§ TEXT BLOCK
######

Early detection of prostate cancer: European association of urology recommendation
Heidenreich A, Abrahamsson PA, Artibani W, Catto J, Montorsi F, Van Poppel H, Wirth M, Mottet N. Eur Urol. 2013 Sep;64(3):347-54. doi: 10.1016/j.eururo.2013.06.051. Epub 2013 Jul 9.

Source

Department of Urology, RWTH University Aachen, Aachen, Germany. Electronic address: aheidenreich@ukaachen.de.

Abstract

BACKGROUND:

The recommendations and the updated EAU guidelines consider early detection of PCa with the purpose of reducing PCa-related mortality and the development of advanced or metastatic disease.

OBJECTIVE:

This paper presents the recommendations of the European Association of Urology (EAU) for early detection of prostate cancer (PCa) in men without evidence of PCa-related symptoms.

EVIDENCE ACQUISITION:

The working panel conducted a systematic literature review and meta-analysis of prospective and retrospective clinical studies on baseline prostate-specific antigen (PSA) and early detection of PCa and on PCa screening published between 1990 and 2013 using Cochrane Reviews, Embase, and Medline search strategies.

EVIDENCE SYNTHESIS:

The level of evidence and grade of recommendation were analysed according to the principles of evidence-based medicine. The current strategy of the EAU recommends that (1) early detection of PCa reduces PCa-related mortality; (2) early detection of PCa reduces the risk of being diagnosed and developing advanced and metastatic PCa; (3) a baseline serum PSA level should be obtained at 40-45 yr of age; (4) intervals for early detection of PCa should be adapted to the baseline PSA serum concentration; (5) early detection should be offered to men with a life expectancy ≥10 yr; and (6) in the future, multivariable clinical risk-prediction tools need to be integrated into the decision-making process.

CONCLUSIONS:

A baseline serum PSA should be offered to all men 40-45 yr of age to initiate a risk-adapted follow-up approach with the purpose of reducing PCa mortality and the incidence of advanced and metastatic PCa. In the future, the development and application of multivariable risk-prediction tools will be necessary to prevent over diagnosis and over treatment.

######

§ WHAT IS EXPECTED
Rewrite the stretch of the prostate cancer abstract from "The recommendations and" through "or metastatic disease.", changing "guidelines" to "guidance".

§ DATA SUPPLIED
######

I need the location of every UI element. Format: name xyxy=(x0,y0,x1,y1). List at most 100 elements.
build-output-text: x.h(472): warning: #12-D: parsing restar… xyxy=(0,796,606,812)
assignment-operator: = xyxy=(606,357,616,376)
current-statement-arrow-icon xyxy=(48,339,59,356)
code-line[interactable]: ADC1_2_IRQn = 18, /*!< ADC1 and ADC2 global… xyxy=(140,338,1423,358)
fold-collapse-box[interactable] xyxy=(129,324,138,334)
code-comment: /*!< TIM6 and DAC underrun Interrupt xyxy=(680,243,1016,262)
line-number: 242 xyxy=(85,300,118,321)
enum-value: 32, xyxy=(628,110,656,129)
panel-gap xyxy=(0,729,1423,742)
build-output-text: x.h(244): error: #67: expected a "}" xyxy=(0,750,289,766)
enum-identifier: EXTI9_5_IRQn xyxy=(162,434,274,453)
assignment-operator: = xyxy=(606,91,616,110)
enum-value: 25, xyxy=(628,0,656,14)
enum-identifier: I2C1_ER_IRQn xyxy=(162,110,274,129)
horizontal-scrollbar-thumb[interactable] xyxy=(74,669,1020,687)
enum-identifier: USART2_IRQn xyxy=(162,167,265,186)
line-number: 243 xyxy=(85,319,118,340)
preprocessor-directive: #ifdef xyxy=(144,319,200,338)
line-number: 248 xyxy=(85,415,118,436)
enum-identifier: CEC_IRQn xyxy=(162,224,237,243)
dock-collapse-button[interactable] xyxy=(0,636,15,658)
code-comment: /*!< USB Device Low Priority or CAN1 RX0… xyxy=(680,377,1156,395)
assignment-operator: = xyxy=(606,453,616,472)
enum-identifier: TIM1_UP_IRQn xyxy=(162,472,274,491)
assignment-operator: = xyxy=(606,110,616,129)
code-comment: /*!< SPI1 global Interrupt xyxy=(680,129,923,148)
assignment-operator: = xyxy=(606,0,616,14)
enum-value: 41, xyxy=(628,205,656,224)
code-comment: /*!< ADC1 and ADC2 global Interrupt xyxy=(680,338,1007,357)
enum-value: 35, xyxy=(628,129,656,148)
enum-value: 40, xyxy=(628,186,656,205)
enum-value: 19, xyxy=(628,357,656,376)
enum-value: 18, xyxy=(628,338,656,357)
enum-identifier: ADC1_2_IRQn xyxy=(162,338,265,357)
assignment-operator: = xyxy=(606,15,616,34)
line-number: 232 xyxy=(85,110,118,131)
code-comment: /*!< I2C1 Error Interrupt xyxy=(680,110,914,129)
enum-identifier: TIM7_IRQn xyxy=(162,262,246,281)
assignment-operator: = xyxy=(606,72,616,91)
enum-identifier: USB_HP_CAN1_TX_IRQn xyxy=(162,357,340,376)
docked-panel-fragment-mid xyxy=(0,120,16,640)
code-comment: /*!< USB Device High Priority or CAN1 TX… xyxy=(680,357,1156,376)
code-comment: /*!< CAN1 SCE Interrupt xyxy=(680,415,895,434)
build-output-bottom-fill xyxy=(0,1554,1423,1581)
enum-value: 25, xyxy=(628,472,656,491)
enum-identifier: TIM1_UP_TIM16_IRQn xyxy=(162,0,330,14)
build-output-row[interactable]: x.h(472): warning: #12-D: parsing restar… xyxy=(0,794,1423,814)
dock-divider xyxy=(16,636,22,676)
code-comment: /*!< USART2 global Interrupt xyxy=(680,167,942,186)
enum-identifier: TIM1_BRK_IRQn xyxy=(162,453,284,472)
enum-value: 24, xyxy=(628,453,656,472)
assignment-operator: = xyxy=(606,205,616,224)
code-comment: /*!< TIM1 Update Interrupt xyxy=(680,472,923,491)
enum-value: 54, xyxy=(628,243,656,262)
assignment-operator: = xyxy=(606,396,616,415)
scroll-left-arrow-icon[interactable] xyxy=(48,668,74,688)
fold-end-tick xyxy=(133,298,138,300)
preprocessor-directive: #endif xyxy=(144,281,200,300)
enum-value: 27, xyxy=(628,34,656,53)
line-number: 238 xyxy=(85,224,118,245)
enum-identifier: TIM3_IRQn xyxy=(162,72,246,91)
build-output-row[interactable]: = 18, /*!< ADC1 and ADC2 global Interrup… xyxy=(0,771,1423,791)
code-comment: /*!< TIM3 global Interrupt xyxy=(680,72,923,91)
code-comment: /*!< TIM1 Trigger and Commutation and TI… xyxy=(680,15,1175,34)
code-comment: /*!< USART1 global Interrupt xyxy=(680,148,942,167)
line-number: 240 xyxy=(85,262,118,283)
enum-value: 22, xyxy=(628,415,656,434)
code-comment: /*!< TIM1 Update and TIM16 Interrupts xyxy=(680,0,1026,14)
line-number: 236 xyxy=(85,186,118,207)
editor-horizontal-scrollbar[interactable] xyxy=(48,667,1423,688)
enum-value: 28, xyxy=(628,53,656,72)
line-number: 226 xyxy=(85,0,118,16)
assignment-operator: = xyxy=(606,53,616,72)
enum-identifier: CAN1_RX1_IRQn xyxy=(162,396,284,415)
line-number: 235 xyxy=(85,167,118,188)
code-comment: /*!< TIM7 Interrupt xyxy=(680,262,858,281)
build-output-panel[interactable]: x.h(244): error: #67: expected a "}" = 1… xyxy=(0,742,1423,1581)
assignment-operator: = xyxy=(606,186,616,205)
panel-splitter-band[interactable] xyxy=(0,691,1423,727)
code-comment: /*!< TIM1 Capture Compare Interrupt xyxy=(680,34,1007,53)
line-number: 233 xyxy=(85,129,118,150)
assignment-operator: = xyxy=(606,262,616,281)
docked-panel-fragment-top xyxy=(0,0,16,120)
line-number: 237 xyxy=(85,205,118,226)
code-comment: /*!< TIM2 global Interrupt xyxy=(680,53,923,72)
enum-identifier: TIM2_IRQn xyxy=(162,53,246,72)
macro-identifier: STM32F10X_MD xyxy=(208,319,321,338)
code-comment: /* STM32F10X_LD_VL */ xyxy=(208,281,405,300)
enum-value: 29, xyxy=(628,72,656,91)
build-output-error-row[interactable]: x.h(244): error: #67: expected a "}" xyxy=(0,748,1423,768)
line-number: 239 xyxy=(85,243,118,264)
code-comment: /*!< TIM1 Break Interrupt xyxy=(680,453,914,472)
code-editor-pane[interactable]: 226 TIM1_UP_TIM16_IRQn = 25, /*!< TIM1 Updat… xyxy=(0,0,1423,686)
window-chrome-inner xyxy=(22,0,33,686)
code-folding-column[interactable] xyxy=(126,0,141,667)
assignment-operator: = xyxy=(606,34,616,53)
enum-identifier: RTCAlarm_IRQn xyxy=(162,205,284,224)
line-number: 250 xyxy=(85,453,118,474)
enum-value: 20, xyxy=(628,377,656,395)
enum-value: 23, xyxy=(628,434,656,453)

######

§ SOLUTION
The recommendations and the updated EAU guidance consider early detection of PCa with the purpose of reducing PCa-related mortality and the development of advanced or metastatic disease.